BEGIN Task inputs
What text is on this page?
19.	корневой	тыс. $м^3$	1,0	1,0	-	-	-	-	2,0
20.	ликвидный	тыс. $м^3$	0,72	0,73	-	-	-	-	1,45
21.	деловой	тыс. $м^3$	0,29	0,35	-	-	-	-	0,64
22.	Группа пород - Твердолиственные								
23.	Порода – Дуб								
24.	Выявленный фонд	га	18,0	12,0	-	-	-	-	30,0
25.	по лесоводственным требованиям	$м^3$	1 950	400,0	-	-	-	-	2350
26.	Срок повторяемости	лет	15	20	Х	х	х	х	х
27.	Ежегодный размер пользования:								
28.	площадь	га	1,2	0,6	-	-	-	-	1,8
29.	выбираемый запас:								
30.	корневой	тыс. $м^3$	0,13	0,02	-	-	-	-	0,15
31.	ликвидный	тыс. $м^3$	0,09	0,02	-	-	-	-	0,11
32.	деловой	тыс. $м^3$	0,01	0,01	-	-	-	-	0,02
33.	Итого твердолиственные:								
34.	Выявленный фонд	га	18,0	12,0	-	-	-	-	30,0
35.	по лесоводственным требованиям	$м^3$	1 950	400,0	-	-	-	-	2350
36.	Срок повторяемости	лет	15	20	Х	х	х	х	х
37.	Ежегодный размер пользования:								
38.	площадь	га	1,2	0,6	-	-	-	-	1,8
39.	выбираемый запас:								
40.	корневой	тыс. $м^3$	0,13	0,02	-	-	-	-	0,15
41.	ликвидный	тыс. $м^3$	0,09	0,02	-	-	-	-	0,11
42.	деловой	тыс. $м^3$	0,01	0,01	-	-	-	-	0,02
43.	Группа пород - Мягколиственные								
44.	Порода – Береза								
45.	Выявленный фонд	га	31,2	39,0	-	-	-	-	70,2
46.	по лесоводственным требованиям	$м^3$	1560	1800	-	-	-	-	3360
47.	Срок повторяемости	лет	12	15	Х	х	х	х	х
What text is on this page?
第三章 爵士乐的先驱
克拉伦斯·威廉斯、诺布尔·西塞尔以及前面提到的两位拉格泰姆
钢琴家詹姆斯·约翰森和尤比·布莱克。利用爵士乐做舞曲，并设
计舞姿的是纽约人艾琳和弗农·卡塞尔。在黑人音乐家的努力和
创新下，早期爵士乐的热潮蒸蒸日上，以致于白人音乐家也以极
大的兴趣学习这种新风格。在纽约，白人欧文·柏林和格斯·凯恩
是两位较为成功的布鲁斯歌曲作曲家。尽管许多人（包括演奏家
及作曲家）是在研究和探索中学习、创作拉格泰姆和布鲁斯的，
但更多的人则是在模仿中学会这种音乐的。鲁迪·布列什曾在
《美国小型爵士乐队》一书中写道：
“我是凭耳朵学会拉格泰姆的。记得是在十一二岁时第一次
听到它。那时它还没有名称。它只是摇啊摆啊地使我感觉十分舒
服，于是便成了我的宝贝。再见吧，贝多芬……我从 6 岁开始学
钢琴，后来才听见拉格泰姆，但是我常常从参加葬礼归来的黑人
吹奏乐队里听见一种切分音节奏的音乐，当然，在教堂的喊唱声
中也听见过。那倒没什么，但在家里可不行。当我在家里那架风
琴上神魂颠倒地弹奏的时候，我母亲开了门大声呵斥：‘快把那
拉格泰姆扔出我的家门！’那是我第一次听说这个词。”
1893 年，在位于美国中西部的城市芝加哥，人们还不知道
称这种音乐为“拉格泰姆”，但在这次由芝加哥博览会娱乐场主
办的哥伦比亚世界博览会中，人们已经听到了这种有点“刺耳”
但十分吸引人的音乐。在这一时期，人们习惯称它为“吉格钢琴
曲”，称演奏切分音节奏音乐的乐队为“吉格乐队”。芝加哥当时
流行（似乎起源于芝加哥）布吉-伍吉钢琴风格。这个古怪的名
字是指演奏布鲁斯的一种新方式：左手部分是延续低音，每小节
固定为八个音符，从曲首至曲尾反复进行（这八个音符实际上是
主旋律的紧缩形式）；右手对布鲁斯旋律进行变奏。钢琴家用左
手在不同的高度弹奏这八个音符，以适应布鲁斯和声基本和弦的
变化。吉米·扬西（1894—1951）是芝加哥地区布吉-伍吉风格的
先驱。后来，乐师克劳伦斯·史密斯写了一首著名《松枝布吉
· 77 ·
END Task inputs
**Aim of the exercise**
Scan the material above for the word "корневой". Copy each line where it occurs.

**Expected answer**
19.	корневой	тыс. $м^3$	1,0	1,0	-	-	-	-	2,0
30.	корневой	тыс. $м^3$	0,13	0,02	-	-	-	-	0,15
40.	корневой	тыс. $м^3$	0,13	0,02	-	-	-	-	0,15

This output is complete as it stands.